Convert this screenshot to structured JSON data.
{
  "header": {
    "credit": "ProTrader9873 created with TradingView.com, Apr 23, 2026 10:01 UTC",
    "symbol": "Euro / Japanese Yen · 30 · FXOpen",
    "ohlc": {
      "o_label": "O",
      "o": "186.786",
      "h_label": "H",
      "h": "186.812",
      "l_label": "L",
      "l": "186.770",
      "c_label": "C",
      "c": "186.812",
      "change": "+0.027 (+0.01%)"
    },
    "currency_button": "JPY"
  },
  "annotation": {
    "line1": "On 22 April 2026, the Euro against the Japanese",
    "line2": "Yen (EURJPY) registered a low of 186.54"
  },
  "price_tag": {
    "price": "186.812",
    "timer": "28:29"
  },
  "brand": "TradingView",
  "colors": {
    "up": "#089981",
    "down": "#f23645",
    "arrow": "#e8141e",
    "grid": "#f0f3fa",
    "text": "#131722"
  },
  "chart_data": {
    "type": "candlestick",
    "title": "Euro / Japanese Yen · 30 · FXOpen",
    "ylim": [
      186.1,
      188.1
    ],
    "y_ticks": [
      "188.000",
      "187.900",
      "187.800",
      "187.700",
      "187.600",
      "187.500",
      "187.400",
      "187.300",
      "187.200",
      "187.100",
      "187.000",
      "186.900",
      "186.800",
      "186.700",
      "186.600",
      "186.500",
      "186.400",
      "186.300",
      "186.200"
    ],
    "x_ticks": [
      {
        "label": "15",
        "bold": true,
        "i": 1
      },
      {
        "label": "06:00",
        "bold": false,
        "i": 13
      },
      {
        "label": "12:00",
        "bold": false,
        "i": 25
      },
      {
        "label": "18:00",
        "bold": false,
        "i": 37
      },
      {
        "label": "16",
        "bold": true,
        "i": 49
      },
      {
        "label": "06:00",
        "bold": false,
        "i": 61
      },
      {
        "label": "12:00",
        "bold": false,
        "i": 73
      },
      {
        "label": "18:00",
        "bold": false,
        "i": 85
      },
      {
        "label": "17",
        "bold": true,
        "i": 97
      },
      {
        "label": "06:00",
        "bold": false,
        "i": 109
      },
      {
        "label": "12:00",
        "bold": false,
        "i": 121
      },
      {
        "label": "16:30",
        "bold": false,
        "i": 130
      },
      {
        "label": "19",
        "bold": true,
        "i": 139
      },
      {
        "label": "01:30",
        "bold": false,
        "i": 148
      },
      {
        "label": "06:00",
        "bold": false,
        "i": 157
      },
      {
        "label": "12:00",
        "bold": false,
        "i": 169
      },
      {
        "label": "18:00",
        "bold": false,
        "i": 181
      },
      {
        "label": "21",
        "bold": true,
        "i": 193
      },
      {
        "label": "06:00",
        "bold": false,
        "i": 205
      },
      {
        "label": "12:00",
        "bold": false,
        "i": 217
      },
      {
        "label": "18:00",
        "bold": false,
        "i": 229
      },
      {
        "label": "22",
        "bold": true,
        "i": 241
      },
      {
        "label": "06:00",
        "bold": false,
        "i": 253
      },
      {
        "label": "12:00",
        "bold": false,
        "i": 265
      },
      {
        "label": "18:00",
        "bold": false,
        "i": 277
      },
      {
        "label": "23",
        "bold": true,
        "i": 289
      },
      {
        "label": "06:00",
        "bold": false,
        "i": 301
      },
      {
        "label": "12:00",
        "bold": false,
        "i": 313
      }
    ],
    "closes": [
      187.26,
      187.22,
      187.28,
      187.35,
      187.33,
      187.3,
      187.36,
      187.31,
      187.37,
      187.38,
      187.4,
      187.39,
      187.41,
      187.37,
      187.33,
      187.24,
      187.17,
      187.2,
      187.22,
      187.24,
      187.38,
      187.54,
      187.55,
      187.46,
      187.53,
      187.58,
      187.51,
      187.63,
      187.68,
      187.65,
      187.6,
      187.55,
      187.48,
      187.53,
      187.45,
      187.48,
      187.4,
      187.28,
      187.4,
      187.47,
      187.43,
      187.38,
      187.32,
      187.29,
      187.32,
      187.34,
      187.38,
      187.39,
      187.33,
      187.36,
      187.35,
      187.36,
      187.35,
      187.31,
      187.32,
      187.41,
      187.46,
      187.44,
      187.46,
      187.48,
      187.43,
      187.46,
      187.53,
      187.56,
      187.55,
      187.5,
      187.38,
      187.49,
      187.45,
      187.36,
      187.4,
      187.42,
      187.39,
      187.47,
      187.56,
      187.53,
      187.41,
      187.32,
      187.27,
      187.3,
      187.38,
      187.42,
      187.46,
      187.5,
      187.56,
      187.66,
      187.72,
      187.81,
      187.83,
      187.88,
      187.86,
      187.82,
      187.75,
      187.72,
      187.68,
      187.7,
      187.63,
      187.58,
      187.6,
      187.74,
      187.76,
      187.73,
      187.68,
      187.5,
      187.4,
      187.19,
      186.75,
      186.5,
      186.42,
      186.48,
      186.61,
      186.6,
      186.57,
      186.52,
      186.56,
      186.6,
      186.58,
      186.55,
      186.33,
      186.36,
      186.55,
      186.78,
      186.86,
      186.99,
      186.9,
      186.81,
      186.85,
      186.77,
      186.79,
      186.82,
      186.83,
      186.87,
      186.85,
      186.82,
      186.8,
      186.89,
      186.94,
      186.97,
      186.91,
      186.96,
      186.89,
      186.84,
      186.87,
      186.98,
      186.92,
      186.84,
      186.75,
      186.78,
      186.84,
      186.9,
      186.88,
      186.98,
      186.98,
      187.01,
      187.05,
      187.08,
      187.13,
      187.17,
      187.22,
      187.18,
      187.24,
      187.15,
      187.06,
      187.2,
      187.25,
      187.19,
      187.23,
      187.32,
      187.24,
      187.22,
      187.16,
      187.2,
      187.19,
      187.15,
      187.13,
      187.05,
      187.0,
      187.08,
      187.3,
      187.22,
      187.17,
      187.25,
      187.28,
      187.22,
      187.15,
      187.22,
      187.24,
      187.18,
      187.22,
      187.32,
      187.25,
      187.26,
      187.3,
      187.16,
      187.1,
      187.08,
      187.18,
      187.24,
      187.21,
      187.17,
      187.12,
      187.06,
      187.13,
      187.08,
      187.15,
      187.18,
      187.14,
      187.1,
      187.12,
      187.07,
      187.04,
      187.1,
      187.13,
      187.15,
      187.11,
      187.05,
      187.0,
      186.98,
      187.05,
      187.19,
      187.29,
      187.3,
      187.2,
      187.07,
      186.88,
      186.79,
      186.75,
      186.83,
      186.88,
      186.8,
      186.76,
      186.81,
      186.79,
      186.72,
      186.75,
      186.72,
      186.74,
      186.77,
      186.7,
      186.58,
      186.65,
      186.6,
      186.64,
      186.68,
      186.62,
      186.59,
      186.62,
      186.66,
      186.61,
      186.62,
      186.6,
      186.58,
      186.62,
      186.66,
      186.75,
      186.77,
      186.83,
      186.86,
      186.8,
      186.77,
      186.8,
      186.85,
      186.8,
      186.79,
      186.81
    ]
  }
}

---*---

Objective :: Look through the records and gather every line containing "FXOpen".

Solution below ::
    "symbol": "Euro / Japanese Yen · 30 · FXOpen",
    "title": "Euro / Japanese Yen · 30 · FXOpen",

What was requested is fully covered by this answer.